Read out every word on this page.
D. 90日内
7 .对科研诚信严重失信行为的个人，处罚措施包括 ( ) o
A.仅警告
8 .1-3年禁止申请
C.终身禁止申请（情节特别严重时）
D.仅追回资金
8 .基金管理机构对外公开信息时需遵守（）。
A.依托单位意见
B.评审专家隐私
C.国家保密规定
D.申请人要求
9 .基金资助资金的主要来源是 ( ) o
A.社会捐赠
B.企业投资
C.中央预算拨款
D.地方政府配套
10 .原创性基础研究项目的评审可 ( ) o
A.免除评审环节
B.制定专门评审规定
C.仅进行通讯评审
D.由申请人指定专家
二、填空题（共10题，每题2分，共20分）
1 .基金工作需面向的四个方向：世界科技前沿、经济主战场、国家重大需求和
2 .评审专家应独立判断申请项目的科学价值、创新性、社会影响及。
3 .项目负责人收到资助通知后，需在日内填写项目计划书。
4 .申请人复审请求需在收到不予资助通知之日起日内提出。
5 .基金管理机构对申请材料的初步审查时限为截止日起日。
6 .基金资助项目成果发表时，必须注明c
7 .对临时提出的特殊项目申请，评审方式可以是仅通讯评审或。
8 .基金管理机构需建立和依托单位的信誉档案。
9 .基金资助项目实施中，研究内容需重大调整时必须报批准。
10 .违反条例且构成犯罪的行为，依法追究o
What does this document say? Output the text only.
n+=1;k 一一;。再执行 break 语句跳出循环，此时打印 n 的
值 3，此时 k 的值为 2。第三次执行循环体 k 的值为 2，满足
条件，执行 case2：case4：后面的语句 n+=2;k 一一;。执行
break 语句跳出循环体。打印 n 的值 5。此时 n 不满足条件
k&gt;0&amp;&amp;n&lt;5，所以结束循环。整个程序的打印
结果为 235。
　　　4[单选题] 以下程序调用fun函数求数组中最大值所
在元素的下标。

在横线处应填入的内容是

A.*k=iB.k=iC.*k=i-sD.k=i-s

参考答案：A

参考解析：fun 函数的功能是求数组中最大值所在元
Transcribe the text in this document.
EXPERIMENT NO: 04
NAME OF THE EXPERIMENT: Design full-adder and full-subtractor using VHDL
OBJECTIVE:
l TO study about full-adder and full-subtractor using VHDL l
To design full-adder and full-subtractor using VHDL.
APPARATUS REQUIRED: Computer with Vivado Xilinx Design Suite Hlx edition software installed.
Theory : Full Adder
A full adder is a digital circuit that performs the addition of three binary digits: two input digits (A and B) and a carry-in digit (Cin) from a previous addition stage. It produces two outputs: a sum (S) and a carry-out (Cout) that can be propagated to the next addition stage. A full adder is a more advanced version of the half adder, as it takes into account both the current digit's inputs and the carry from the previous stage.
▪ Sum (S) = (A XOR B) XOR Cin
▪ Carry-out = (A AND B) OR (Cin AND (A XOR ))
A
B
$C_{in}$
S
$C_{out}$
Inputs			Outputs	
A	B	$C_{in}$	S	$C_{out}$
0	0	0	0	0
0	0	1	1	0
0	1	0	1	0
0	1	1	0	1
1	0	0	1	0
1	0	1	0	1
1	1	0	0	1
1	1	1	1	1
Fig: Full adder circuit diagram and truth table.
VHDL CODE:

# # # #

▸ What needs to be done
Repeat every entry exactly as written above.

▸ Answer for this exercise
Read out every word on this page.
D. 90日内
7 .对科研诚信严重失信行为的个人，处罚措施包括 ( ) o
A.仅警告
8 .1-3年禁止申请
C.终身禁止申请（情节特别严重时）
D.仅追回资金
8 .基金管理机构对外公开信息时需遵守（）。
A.依托单位意见
B.评审专家隐私
C.国家保密规定
D.申请人要求
9 .基金资助资金的主要来源是 ( ) o
A.社会捐赠
B.企业投资
C.中央预算拨款
D.地方政府配套
10 .原创性基础研究项目的评审可 ( ) o
A.免除评审环节
B.制定专门评审规定
C.仅进行通讯评审
D.由申请人指定专家
二、填空题（共10题，每题2分，共20分）
1 .基金工作需面向的四个方向：世界科技前沿、经济主战场、国家重大需求和
2 .评审专家应独立判断申请项目的科学价值、创新性、社会影响及。
3 .项目负责人收到资助通知后，需在日内填写项目计划书。
4 .申请人复审请求需在收到不予资助通知之日起日内提出。
5 .基金管理机构对申请材料的初步审查时限为截止日起日。
6 .基金资助项目成果发表时，必须注明c
7 .对临时提出的特殊项目申请，评审方式可以是仅通讯评审或。
8 .基金管理机构需建立和依托单位的信誉档案。
9 .基金资助项目实施中，研究内容需重大调整时必须报批准。
10 .违反条例且构成犯罪的行为，依法追究o
What does this document say? Output the text only.
n+=1;k 一一;。再执行 break 语句跳出循环，此时打印 n 的
值 3，此时 k 的值为 2。第三次执行循环体 k 的值为 2，满足
条件，执行 case2：case4：后面的语句 n+=2;k 一一;。执行
break 语句跳出循环体。打印 n 的值 5。此时 n 不满足条件
k&gt;0&amp;&amp;n&lt;5，所以结束循环。整个程序的打印
结果为 235。
　　　4[单选题] 以下程序调用fun函数求数组中最大值所
在元素的下标。

在横线处应填入的内容是

A.*k=iB.k=iC.*k=i-sD.k=i-s

参考答案：A

参考解析：fun 函数的功能是求数组中最大值所在元
Transcribe the text in this document.
EXPERIMENT NO: 04
NAME OF THE EXPERIMENT: Design full-adder and full-subtractor using VHDL
OBJECTIVE:
l TO study about full-adder and full-subtractor using VHDL l
To design full-adder and full-subtractor using VHDL.
APPARATUS REQUIRED: Computer with Vivado Xilinx Design Suite Hlx edition software installed.
Theory : Full Adder
A full adder is a digital circuit that performs the addition of three binary digits: two input digits (A and B) and a carry-in digit (Cin) from a previous addition stage. It produces two outputs: a sum (S) and a carry-out (Cout) that can be propagated to the next addition stage. A full adder is a more advanced version of the half adder, as it takes into account both the current digit's inputs and the carry from the previous stage.
▪ Sum (S) = (A XOR B) XOR Cin
▪ Carry-out = (A AND B) OR (Cin AND (A XOR ))
A
B
$C_{in}$
S
$C_{out}$
Inputs			Outputs	
A	B	$C_{in}$	S	$C_{out}$
0	0	0	0	0
0	0	1	1	0
0	1	0	1	0
0	1	1	0	1
1	0	0	1	0
1	0	1	0	1
1	1	0	0	1
1	1	1	1	1
Fig: Full adder circuit diagram and truth table.
VHDL CODE:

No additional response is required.